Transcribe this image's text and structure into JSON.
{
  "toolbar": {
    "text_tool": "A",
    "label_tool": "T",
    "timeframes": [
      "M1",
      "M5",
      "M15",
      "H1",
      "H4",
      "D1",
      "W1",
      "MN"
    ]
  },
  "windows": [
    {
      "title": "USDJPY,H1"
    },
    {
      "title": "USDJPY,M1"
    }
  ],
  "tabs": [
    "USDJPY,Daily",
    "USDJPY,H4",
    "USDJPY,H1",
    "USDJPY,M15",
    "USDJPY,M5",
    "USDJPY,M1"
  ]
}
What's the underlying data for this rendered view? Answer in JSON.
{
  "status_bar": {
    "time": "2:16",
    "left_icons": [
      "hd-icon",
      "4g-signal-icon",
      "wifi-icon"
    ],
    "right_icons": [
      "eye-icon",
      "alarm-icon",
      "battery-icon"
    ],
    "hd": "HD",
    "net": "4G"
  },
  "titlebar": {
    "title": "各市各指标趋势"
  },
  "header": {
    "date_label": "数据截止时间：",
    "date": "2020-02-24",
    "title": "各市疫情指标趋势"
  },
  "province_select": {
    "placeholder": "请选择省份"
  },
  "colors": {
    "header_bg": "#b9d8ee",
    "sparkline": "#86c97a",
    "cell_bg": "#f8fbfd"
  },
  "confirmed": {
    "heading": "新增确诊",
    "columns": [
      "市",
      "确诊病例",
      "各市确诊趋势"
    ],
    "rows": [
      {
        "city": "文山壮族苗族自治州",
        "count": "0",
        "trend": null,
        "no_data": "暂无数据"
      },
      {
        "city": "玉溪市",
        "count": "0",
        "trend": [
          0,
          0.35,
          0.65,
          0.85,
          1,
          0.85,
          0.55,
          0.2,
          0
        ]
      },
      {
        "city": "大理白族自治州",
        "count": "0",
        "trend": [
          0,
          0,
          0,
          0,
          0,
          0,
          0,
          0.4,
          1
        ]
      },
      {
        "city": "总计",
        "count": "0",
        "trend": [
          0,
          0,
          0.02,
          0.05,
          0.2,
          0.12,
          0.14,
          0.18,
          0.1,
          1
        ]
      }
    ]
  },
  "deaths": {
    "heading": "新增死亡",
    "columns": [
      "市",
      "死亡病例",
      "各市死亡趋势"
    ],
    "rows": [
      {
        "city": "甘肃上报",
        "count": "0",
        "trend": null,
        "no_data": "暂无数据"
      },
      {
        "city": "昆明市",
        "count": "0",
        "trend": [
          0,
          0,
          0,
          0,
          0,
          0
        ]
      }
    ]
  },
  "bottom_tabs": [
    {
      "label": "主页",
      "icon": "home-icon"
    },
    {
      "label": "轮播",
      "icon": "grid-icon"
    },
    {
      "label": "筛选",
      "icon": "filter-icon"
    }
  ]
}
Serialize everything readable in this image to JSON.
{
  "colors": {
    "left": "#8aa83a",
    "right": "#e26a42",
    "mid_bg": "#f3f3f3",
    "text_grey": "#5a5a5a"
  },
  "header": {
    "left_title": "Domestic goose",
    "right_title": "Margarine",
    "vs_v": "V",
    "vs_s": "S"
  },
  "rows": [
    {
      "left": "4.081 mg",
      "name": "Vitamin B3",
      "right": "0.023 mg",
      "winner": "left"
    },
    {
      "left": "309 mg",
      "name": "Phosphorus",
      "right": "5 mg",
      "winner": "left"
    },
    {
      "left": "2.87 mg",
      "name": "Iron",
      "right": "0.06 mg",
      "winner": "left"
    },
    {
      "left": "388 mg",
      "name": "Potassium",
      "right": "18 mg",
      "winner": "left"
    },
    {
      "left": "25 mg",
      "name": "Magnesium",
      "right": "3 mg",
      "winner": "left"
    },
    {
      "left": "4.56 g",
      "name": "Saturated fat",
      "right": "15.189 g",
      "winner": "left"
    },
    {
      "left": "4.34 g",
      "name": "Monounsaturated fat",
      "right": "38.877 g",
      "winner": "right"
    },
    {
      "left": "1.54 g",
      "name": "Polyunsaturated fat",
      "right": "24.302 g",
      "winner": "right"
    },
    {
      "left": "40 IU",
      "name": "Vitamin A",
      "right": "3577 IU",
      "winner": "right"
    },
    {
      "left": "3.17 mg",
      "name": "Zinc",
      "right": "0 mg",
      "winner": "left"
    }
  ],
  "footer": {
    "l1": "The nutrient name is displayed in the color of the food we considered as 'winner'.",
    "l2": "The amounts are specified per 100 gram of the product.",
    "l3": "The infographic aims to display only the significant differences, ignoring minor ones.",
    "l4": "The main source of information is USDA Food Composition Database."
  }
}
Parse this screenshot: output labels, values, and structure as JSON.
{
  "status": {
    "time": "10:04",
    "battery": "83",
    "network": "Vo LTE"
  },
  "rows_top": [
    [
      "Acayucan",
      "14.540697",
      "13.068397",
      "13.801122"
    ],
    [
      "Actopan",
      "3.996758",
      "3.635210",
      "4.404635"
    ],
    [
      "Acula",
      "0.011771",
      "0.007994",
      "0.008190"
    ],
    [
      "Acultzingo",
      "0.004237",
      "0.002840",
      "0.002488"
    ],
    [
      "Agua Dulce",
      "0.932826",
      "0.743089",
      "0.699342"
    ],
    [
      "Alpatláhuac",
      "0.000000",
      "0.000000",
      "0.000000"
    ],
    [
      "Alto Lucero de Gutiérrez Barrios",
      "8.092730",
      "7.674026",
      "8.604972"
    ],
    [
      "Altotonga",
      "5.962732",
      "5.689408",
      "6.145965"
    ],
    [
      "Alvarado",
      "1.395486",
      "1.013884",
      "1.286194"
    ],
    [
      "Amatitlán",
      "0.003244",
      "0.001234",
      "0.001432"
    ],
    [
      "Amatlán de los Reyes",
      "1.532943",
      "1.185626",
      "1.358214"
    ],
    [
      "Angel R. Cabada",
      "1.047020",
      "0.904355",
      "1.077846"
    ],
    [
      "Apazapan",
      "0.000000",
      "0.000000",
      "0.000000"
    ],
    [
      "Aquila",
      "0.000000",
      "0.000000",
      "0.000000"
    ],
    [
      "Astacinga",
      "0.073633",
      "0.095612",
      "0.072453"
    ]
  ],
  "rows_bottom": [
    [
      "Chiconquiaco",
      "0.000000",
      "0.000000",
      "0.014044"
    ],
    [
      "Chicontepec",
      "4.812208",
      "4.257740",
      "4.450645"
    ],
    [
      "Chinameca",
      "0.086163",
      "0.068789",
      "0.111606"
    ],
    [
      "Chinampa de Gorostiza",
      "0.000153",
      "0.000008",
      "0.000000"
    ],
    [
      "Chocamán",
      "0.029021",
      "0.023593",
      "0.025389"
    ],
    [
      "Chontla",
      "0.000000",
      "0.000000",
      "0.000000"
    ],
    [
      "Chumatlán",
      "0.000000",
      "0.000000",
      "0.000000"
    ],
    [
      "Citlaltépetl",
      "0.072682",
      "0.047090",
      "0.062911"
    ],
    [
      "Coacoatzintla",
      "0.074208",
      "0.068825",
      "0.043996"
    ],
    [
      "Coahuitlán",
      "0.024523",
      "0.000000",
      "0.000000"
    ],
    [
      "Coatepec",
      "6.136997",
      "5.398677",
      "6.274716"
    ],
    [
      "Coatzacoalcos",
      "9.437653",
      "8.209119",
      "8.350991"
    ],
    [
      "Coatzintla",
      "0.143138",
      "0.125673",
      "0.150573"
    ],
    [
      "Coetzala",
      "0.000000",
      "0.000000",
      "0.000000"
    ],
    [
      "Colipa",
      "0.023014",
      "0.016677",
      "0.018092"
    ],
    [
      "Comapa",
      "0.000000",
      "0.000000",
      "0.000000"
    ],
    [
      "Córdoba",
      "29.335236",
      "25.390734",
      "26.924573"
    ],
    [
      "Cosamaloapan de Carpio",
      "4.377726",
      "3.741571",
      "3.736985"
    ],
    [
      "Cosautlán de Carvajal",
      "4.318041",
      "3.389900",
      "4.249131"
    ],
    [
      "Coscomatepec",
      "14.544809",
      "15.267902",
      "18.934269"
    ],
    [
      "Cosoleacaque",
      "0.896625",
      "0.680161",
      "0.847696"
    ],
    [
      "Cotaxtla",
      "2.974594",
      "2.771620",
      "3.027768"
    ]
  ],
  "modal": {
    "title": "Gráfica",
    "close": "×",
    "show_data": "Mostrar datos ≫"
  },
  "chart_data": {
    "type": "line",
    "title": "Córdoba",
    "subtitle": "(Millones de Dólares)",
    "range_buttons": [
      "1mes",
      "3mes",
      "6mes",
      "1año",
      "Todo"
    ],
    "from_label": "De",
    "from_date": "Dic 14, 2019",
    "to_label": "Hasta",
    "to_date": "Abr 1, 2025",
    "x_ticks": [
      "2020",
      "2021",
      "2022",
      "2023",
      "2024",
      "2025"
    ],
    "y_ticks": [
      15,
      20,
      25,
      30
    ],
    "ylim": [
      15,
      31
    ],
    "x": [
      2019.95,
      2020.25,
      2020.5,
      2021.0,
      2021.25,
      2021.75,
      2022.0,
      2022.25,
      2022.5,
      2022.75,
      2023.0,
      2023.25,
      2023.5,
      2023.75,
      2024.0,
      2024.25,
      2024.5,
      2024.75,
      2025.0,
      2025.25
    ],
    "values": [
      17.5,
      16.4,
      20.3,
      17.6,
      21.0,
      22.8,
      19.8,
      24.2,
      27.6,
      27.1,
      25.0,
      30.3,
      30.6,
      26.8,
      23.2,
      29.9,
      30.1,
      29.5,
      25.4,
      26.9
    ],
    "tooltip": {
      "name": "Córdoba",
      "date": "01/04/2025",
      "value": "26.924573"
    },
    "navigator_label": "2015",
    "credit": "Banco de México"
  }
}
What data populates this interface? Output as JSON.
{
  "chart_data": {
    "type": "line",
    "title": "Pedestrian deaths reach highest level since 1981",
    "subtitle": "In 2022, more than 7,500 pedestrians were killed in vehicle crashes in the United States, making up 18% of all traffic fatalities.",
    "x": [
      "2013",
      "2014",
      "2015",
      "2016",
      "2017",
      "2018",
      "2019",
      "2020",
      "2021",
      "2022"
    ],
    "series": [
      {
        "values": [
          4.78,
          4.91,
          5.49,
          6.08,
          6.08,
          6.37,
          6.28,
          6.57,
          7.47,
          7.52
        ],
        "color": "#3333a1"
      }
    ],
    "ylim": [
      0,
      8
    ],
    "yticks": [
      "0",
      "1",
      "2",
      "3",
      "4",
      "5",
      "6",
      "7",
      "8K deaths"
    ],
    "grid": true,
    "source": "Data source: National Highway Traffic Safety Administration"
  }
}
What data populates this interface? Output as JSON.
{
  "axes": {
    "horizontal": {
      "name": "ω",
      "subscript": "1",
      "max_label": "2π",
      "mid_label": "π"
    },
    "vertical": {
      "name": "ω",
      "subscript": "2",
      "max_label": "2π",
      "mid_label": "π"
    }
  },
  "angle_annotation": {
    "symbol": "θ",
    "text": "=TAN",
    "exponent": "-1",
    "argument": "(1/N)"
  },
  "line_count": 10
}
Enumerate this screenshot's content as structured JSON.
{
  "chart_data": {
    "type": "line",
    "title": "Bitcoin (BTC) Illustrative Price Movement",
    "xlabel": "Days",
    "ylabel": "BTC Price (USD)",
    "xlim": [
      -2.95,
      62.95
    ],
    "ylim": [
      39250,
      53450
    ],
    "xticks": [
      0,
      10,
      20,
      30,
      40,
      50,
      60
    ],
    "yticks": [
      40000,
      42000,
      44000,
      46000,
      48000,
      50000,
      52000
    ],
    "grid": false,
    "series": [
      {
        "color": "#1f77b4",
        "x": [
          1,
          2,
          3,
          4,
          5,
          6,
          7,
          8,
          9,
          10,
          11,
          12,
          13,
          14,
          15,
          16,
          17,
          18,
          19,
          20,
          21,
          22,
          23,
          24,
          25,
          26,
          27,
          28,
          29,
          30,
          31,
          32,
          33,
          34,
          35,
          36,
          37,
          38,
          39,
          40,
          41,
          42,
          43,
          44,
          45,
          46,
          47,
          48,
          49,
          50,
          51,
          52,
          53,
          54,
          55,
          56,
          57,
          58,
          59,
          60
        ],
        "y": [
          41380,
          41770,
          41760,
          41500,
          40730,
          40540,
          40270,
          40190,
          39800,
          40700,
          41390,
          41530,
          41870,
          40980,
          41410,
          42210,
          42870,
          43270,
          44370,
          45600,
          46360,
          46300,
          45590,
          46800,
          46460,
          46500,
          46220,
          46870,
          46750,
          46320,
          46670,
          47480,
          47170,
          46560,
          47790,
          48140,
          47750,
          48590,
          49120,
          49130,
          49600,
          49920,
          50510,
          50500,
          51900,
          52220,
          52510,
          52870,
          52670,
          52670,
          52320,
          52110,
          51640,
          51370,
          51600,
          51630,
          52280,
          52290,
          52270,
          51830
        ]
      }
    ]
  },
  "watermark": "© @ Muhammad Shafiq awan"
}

+===+

Given instruction -> Report the number of lines of the listing above that hold the string "subtitle", with no other text.

Result below -> 2